Skip the pictures. Repeat everything else in the records word for word.

Records that describe figures:
..........

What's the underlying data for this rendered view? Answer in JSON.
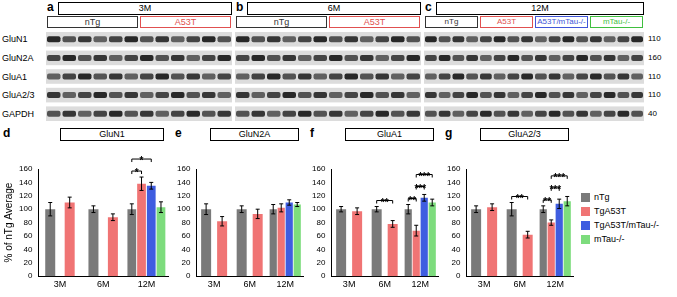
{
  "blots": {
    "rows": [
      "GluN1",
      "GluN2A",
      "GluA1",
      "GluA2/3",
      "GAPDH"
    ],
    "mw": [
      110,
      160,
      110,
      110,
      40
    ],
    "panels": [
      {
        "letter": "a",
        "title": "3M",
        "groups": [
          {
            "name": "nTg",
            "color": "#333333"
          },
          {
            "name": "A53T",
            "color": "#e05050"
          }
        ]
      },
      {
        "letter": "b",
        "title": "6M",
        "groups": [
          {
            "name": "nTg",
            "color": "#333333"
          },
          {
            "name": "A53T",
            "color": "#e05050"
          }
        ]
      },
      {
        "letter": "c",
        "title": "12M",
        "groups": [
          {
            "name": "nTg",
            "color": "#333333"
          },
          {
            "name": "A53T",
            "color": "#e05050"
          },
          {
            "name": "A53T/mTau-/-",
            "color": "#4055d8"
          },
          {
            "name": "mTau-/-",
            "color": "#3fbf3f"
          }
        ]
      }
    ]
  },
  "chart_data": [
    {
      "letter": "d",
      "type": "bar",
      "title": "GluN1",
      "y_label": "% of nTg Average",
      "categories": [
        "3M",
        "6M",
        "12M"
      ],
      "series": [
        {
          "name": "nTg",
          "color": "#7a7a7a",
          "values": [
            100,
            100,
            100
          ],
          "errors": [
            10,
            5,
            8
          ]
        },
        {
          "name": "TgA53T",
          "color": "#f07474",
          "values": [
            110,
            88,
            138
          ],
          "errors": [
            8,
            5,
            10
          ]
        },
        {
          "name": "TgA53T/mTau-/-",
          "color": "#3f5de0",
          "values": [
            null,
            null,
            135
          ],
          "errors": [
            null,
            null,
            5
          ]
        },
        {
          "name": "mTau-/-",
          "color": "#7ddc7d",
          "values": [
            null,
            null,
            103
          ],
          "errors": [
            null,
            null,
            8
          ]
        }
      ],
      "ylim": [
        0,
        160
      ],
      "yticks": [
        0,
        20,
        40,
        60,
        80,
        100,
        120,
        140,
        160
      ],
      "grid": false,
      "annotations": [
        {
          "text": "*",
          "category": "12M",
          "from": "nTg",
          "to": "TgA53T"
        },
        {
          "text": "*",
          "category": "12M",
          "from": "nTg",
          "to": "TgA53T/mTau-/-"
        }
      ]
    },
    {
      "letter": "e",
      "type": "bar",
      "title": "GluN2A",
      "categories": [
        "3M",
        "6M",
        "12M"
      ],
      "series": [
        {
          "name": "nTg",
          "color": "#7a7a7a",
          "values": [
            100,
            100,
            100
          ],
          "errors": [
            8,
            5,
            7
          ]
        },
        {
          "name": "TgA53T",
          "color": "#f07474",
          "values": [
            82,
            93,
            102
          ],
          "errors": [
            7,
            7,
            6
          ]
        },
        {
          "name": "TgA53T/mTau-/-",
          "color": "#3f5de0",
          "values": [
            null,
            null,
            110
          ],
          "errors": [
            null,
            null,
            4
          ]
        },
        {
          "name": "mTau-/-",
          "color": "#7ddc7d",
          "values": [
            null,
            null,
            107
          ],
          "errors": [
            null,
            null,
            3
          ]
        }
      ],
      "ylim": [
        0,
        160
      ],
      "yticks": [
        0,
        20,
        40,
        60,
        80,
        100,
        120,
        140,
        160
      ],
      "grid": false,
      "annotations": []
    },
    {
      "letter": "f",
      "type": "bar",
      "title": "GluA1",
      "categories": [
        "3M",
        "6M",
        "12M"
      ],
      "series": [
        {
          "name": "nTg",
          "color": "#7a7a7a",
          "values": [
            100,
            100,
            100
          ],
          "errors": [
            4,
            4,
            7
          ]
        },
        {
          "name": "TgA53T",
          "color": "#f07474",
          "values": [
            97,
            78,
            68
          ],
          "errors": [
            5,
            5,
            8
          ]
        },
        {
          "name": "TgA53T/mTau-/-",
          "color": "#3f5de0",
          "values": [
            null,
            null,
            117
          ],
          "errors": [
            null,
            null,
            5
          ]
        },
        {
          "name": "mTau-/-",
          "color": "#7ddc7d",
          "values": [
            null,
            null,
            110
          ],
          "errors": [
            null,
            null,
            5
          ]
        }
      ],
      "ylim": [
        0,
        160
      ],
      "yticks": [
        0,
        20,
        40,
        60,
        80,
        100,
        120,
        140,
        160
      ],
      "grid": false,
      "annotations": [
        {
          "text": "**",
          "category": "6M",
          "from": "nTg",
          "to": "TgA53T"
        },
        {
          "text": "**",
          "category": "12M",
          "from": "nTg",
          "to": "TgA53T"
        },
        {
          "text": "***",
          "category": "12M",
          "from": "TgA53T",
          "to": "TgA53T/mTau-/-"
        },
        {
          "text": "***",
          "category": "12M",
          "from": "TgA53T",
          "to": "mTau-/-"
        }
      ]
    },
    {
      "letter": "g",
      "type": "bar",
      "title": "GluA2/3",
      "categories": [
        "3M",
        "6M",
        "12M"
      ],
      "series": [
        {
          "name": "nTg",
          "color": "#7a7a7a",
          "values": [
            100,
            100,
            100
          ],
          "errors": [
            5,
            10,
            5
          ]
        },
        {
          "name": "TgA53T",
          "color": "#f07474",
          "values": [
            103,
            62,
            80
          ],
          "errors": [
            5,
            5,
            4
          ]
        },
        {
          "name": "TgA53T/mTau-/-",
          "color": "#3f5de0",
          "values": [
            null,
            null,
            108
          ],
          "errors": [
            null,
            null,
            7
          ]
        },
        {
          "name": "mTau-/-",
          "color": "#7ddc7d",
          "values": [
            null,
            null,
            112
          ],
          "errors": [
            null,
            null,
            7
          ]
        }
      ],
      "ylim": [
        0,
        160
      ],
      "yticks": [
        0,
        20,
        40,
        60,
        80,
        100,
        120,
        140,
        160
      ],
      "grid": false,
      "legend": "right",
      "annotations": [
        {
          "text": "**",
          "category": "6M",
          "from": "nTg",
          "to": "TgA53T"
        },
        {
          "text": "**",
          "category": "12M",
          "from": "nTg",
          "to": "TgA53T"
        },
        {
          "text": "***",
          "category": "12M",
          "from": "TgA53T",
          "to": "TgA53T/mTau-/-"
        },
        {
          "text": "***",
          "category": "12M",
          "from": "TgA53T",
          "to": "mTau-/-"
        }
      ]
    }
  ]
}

..........

Exercise response>
What's the underlying data for this rendered view? Answer in JSON.
{
  "blots": {
    "rows": [
      "GluN1",
      "GluN2A",
      "GluA1",
      "GluA2/3",
      "GAPDH"
    ],
    "mw": [
      110,
      160,
      110,
      110,
      40
    ],
    "panels": [
      {
        "letter": "a",
        "title": "3M",
        "groups": [
          {
            "name": "nTg",
            "color": "#333333"
          },
          {
            "name": "A53T",
            "color": "#e05050"
          }
        ]
      },
      {
        "letter": "b",
        "title": "6M",
        "groups": [
          {
            "name": "nTg",
            "color": "#333333"
          },
          {
            "name": "A53T",
            "color": "#e05050"
          }
        ]
      },
      {
        "letter": "c",
        "title": "12M",
        "groups": [
          {
            "name": "nTg",
            "color": "#333333"
          },
          {
            "name": "A53T",
            "color": "#e05050"
          },
          {
            "name": "A53T/mTau-/-",
            "color": "#4055d8"
          },
          {
            "name": "mTau-/-",
            "color": "#3fbf3f"
          }
        ]
      }
    ]
  },
  "chart_data": [
    {
      "letter": "d",
      "type": "bar",
      "title": "GluN1",
      "y_label": "% of nTg Average",
      "categories": [
        "3M",
        "6M",
        "12M"
      ],
      "series": [
        {
          "name": "nTg",
          "color": "#7a7a7a",
          "values": [
            100,
            100,
            100
          ],
          "errors": [
            10,
            5,
            8
          ]
        },
        {
          "name": "TgA53T",
          "color": "#f07474",
          "values": [
            110,
            88,
            138
          ],
          "errors": [
            8,
            5,
            10
          ]
        },
        {
          "name": "TgA53T/mTau-/-",
          "color": "#3f5de0",
          "values": [
            null,
            null,
            135
          ],
          "errors": [
            null,
            null,
            5
          ]
        },
        {
          "name": "mTau-/-",
          "color": "#7ddc7d",
          "values": [
            null,
            null,
            103
          ],
          "errors": [
            null,
            null,
            8
          ]
        }
      ],
      "ylim": [
        0,
        160
      ],
      "yticks": [
        0,
        20,
        40,
        60,
        80,
        100,
        120,
        140,
        160
      ],
      "grid": false,
      "annotations": [
        {
          "text": "*",
          "category": "12M",
          "from": "nTg",
          "to": "TgA53T"
        },
        {
          "text": "*",
          "category": "12M",
          "from": "nTg",
          "to": "TgA53T/mTau-/-"
        }
      ]
    },
    {
      "letter": "e",
      "type": "bar",
      "title": "GluN2A",
      "categories": [
        "3M",
        "6M",
        "12M"
      ],
      "series": [
        {
          "name": "nTg",
          "color": "#7a7a7a",
          "values": [
            100,
            100,
            100
          ],
          "errors": [
            8,
            5,
            7
          ]
        },
        {
          "name": "TgA53T",
          "color": "#f07474",
          "values": [
            82,
            93,
            102
          ],
          "errors": [
            7,
            7,
            6
          ]
        },
        {
          "name": "TgA53T/mTau-/-",
          "color": "#3f5de0",
          "values": [
            null,
            null,
            110
          ],
          "errors": [
            null,
            null,
            4
          ]
        },
        {
          "name": "mTau-/-",
          "color": "#7ddc7d",
          "values": [
            null,
            null,
            107
          ],
          "errors": [
            null,
            null,
            3
          ]
        }
      ],
      "ylim": [
        0,
        160
      ],
      "yticks": [
        0,
        20,
        40,
        60,
        80,
        100,
        120,
        140,
        160
      ],
      "grid": false,
      "annotations": []
    },
    {
      "letter": "f",
      "type": "bar",
      "title": "GluA1",
      "categories": [
        "3M",
        "6M",
        "12M"
      ],
      "series": [
        {
          "name": "nTg",
          "color": "#7a7a7a",
          "values": [
            100,
            100,
            100
          ],
          "errors": [
            4,
            4,
            7
          ]
        },
        {
          "name": "TgA53T",
          "color": "#f07474",
          "values": [
            97,
            78,
            68
          ],
          "errors": [
            5,
            5,
            8
          ]
        },
        {
          "name": "TgA53T/mTau-/-",
          "color": "#3f5de0",
          "values": [
            null,
            null,
            117
          ],
          "errors": [
            null,
            null,
            5
          ]
        },
        {
          "name": "mTau-/-",
          "color": "#7ddc7d",
          "values": [
            null,
            null,
            110
          ],
          "errors": [
            null,
            null,
            5
          ]
        }
      ],
      "ylim": [
        0,
        160
      ],
      "yticks": [
        0,
        20,
        40,
        60,
        80,
        100,
        120,
        140,
        160
      ],
      "grid": false,
      "annotations": [
        {
          "text": "**",
          "category": "6M",
          "from": "nTg",
          "to": "TgA53T"
        },
        {
          "text": "**",
          "category": "12M",
          "from": "nTg",
          "to": "TgA53T"
        },
        {
          "text": "***",
          "category": "12M",
          "from": "TgA53T",
          "to": "TgA53T/mTau-/-"
        },
        {
          "text": "***",
          "category": "12M",
          "from": "TgA53T",
          "to": "mTau-/-"
        }
      ]
    },
    {
      "letter": "g",
      "type": "bar",
      "title": "GluA2/3",
      "categories": [
        "3M",
        "6M",
        "12M"
      ],
      "series": [
        {
          "name": "nTg",
          "color": "#7a7a7a",
          "values": [
            100,
            100,
            100
          ],
          "errors": [
            5,
            10,
            5
          ]
        },
        {
          "name": "TgA53T",
          "color": "#f07474",
          "values": [
            103,
            62,
            80
          ],
          "errors": [
            5,
            5,
            4
          ]
        },
        {
          "name": "TgA53T/mTau-/-",
          "color": "#3f5de0",
          "values": [
            null,
            null,
            108
          ],
          "errors": [
            null,
            null,
            7
          ]
        },
        {
          "name": "mTau-/-",
          "color": "#7ddc7d",
          "values": [
            null,
            null,
            112
          ],
          "errors": [
            null,
            null,
            7
          ]
        }
      ],
      "ylim": [
        0,
        160
      ],
      "yticks": [
        0,
        20,
        40,
        60,
        80,
        100,
        120,
        140,
        160
      ],
      "grid": false,
      "legend": "right",
      "annotations": [
        {
          "text": "**",
          "category": "6M",
          "from": "nTg",
          "to": "TgA53T"
        },
        {
          "text": "**",
          "category": "12M",
          "from": "nTg",
          "to": "TgA53T"
        },
        {
          "text": "***",
          "category": "12M",
          "from": "TgA53T",
          "to": "TgA53T/mTau-/-"
        },
        {
          "text": "***",
          "category": "12M",
          "from": "TgA53T",
          "to": "mTau-/-"
        }
      ]
    }
  ]
}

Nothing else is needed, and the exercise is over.